====== The input

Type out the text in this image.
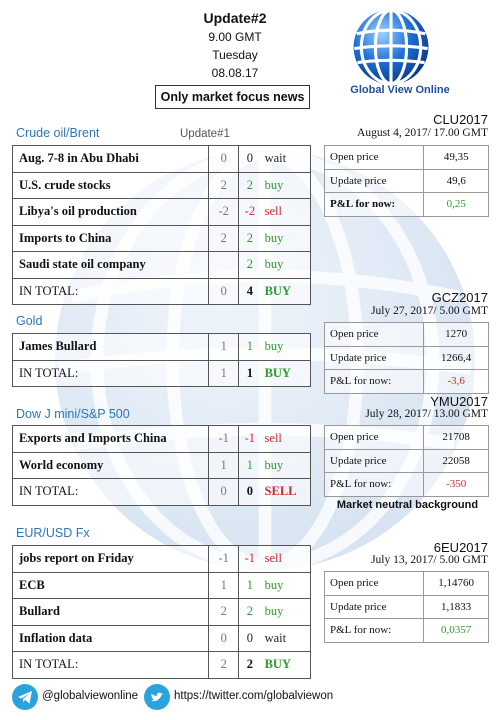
Update#2
9.00 GMT
Tuesday
08.08.17
Only market focus news	Global View Online
Crude oil/Brent	Update#1
Aug. 7-8 in Abu Dhabi	0	0	wait
U.S. crude stocks	2	2	buy
Libya's oil production	-2	-2	sell
Imports to China	2	2	buy
Saudi state oil company		2	buy
IN TOTAL:	0	4	BUY
CLU2017
August 4, 2017/ 17.00 GMT
Open price	49,35
Update price	49,6
P&L for now:	0,25
Gold
James Bullard	1	1	buy
IN TOTAL:	1	1	BUY
GCZ2017
July 27, 2017/ 5.00 GMT
Open price	1270
Update price	1266,4
P&L for now:	-3,6
Dow J mini/S&P 500
Exports and Imports China	-1	-1	sell
World economy	1	1	buy
IN TOTAL:	0	0	SELL
YMU2017
July 28, 2017/ 13.00 GMT
Open price	21708
Update price	22058
P&L for now:	-350
Market neutral background
EUR/USD Fx
jobs report on Friday	-1	-1	sell
ECB	1	1	buy
Bullard	2	2	buy
Inflation data	0	0	wait
IN TOTAL:	2	2	BUY
6EU2017
July 13, 2017/ 5.00 GMT
Open price	1,14760
Update price	1,1833
P&L for now:	0,0357
@globalviewonline	https://twitter.com/globalviewon
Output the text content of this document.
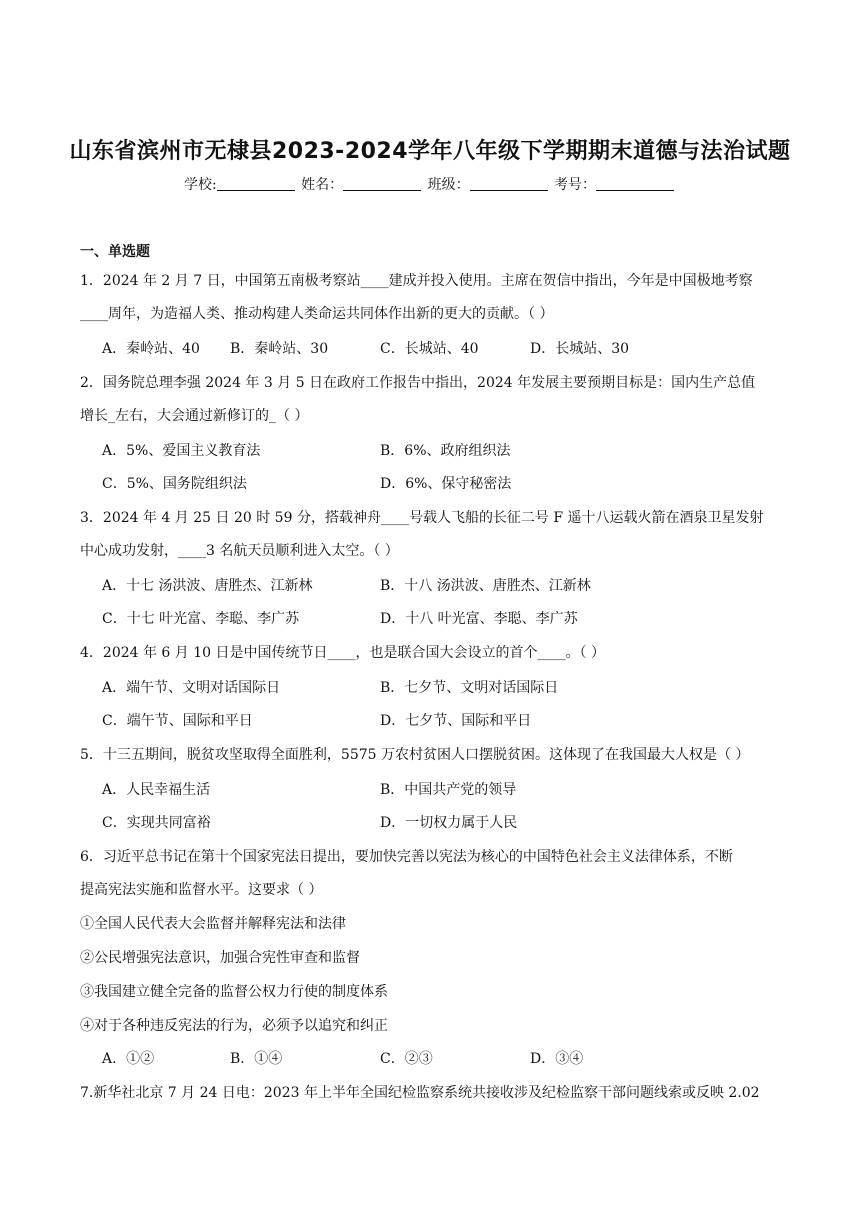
山东省滨州市无棣县2023-2024学年八年级下学期期末道德与法治试题
学校:	姓名：	班级：	考号：
一、单选题
1．2024 年 2 月 7 日，中国第五南极考察站____建成并投入使用。主席在贺信中指出，今年是中国极地考察
____周年，为造福人类、推动构建人类命运共同体作出新的更大的贡献。（ ）
A．秦岭站、40 B．秦岭站、30	C．长城站、40	D．长城站、30
2．国务院总理李强 2024 年 3 月 5 日在政府工作报告中指出，2024 年发展主要预期目标是：国内生产总值
增长_左右，大会通过新修订的_（ ）
A．5%、爱国主义教育法	B．6%、政府组织法
C．5%、国务院组织法	D．6%、保守秘密法
3．2024 年 4 月 25 日 20 时 59 分，搭载神舟____号载人飞船的长征二号 F 遥十八运载火箭在酒泉卫星发射
中心成功发射，____3 名航天员顺利进入太空。（ ）
A．十七 汤洪波、唐胜杰、江新林	B．十八 汤洪波、唐胜杰、江新林
C．十七 叶光富、李聪、李广苏	D．十八 叶光富、李聪、李广苏
4．2024 年 6 月 10 日是中国传统节日____，也是联合国大会设立的首个____。（ ）
A．端午节、文明对话国际日	B．七夕节、文明对话国际日
C．端午节、国际和平日	D．七夕节、国际和平日
5．十三五期间，脱贫攻坚取得全面胜利，5575 万农村贫困人口摆脱贫困。这体现了在我国最大人权是（ ）
A．人民幸福生活	B．中国共产党的领导
C．实现共同富裕	D．一切权力属于人民
6．习近平总书记在第十个国家宪法日提出，要加快完善以宪法为核心的中国特色社会主义法律体系，不断
提高宪法实施和监督水平。这要求（ ）
①全国人民代表大会监督并解释宪法和法律
②公民增强宪法意识，加强合宪性审查和监督
③我国建立健全完备的监督公权力行使的制度体系
④对于各种违反宪法的行为，必须予以追究和纠正
A．①②	B．①④	C．②③	D．③④
7.新华社北京 7 月 24 日电：2023 年上半年全国纪检监察系统共接收涉及纪检监察干部问题线索或反映 2.02
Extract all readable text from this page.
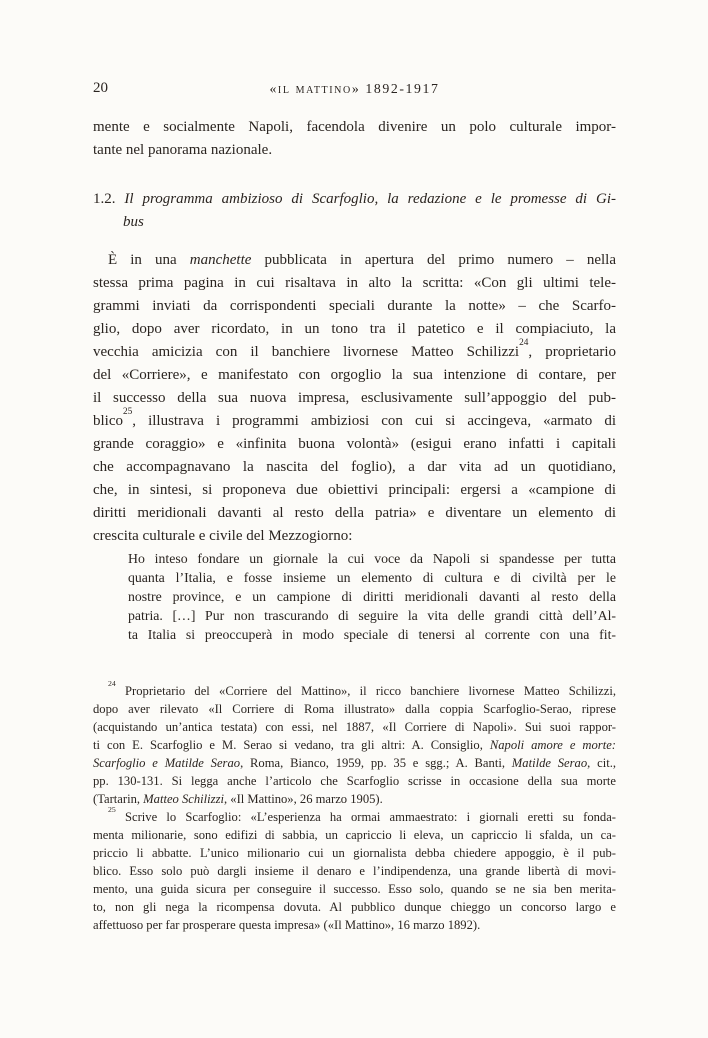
20	«il mattino» 1892-1917
mente e socialmente Napoli, facendola divenire un polo culturale impor-
tante nel panorama nazionale.
1.2. Il programma ambizioso di Scarfoglio, la redazione e le promesse di Gi-
bus
È in una manchette pubblicata in apertura del primo numero – nella
stessa prima pagina in cui risaltava in alto la scritta: «Con gli ultimi tele-
grammi inviati da corrispondenti speciali durante la notte» – che Scarfo-
glio, dopo aver ricordato, in un tono tra il patetico e il compiaciuto, la
vecchia amicizia con il banchiere livornese Matteo Schilizzi$^{24}$, proprietario
del «Corriere», e manifestato con orgoglio la sua intenzione di contare, per
il successo della sua nuova impresa, esclusivamente sull’appoggio del pub-
blico$^{25}$, illustrava i programmi ambiziosi con cui si accingeva, «armato di
grande coraggio» e «infinita buona volontà» (esigui erano infatti i capitali
che accompagnavano la nascita del foglio), a dar vita ad un quotidiano,
che, in sintesi, si proponeva due obiettivi principali: ergersi a «campione di
diritti meridionali davanti al resto della patria» e diventare un elemento di
crescita culturale e civile del Mezzogiorno:
Ho inteso fondare un giornale la cui voce da Napoli si spandesse per tutta
quanta l’Italia, e fosse insieme un elemento di cultura e di civiltà per le
nostre province, e un campione di diritti meridionali davanti al resto della
patria. […] Pur non trascurando di seguire la vita delle grandi città dell’Al-
ta Italia si preoccuperà in modo speciale di tenersi al corrente con una fit-
$^{24}$ Proprietario del «Corriere del Mattino», il ricco banchiere livornese Matteo Schilizzi,
dopo aver rilevato «Il Corriere di Roma illustrato» dalla coppia Scarfoglio-Serao, riprese
(acquistando un’antica testata) con essi, nel 1887, «Il Corriere di Napoli». Sui suoi rappor-
ti con E. Scarfoglio e M. Serao si vedano, tra gli altri: A. Consiglio, Napoli amore e morte:
Scarfoglio e Matilde Serao, Roma, Bianco, 1959, pp. 35 e sgg.; A. Banti, Matilde Serao, cit.,
pp. 130-131. Si legga anche l’articolo che Scarfoglio scrisse in occasione della sua morte
(Tartarin, Matteo Schilizzi, «Il Mattino», 26 marzo 1905).
$^{25}$ Scrive lo Scarfoglio: «L’esperienza ha ormai ammaestrato: i giornali eretti su fonda-
menta milionarie, sono edifizi di sabbia, un capriccio li eleva, un capriccio li sfalda, un ca-
priccio li abbatte. L’unico milionario cui un giornalista debba chiedere appoggio, è il pub-
blico. Esso solo può dargli insieme il denaro e l’indipendenza, una grande libertà di movi-
mento, una guida sicura per conseguire il successo. Esso solo, quando se ne sia ben merita-
to, non gli nega la ricompensa dovuta. Al pubblico dunque chieggo un concorso largo e
affettuoso per far prosperare questa impresa» («Il Mattino», 16 marzo 1892).
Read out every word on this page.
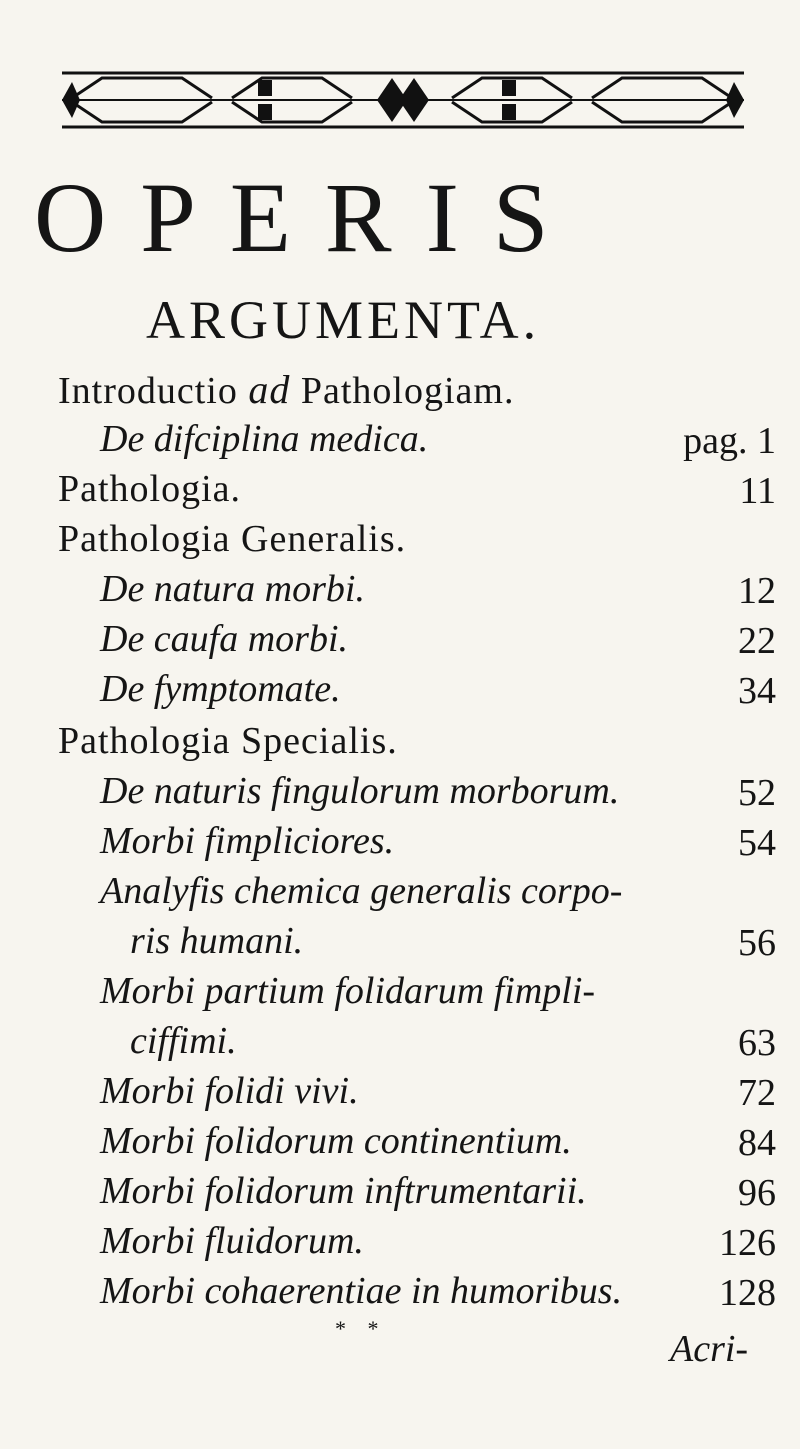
OPERIS
ARGUMENTA.
Introductio ad Pathologiam.
De difciplina medica.	pag. 1
Pathologia.	11
Pathologia Generalis.
De natura morbi.	12
De caufa morbi.	22
De fymptomate.	34
Pathologia Specialis.
De naturis fingulorum morborum.	52
Morbi fimpliciores.	54
Analyfis chemica generalis corpo-
ris humani.	56
Morbi partium folidarum fimpli-
ciffimi.	63
Morbi folidi vivi.	72
Morbi folidorum continentium.	84
Morbi folidorum inftrumentarii.	96
Morbi fluidorum.	126
Morbi cohaerentiae in humoribus.	128
* *	Acri-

============

:: Objective ::
Tally up the lines of the listing containing the word "elemento". Give only the total.

:: Result ::
2